*What is needed:*
Copy out all the lines where "title" shows up.

(Records from a collection)

□ □ □

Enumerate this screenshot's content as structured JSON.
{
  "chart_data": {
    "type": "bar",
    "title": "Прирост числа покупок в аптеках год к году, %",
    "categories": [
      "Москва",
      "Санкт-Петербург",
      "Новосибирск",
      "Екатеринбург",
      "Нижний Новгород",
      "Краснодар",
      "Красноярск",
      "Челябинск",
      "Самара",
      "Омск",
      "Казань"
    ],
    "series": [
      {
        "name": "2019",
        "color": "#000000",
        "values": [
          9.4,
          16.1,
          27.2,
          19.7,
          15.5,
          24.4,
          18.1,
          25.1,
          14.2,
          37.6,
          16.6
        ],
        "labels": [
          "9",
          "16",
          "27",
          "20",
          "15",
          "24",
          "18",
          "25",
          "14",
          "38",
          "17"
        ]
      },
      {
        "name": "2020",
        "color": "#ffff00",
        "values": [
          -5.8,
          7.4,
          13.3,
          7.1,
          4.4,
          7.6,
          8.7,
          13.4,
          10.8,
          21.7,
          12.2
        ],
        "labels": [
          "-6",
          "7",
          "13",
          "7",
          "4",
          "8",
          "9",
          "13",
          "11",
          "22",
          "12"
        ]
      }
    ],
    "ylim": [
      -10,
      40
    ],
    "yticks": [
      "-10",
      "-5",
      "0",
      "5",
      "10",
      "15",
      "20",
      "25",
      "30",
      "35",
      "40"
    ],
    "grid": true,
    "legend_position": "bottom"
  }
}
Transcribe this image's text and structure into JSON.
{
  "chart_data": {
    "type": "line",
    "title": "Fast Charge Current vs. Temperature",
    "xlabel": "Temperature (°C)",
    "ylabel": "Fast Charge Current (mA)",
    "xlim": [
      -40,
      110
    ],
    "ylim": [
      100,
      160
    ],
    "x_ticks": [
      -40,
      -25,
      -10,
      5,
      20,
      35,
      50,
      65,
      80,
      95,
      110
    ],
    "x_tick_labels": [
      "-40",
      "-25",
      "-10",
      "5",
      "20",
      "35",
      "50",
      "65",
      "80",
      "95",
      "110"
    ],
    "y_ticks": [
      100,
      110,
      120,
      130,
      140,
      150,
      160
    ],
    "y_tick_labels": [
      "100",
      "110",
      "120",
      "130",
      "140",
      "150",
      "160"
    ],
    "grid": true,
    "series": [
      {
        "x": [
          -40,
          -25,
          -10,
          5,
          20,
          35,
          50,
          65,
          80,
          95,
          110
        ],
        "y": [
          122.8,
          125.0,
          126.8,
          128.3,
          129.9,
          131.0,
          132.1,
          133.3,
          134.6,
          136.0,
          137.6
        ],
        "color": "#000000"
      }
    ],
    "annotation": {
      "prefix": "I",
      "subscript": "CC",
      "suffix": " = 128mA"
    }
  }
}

□ □ □

*Answer to this problem:*
    "title": "Прирост числа покупок в аптеках год к году, %",
    "title": "Fast Charge Current vs. Temperature",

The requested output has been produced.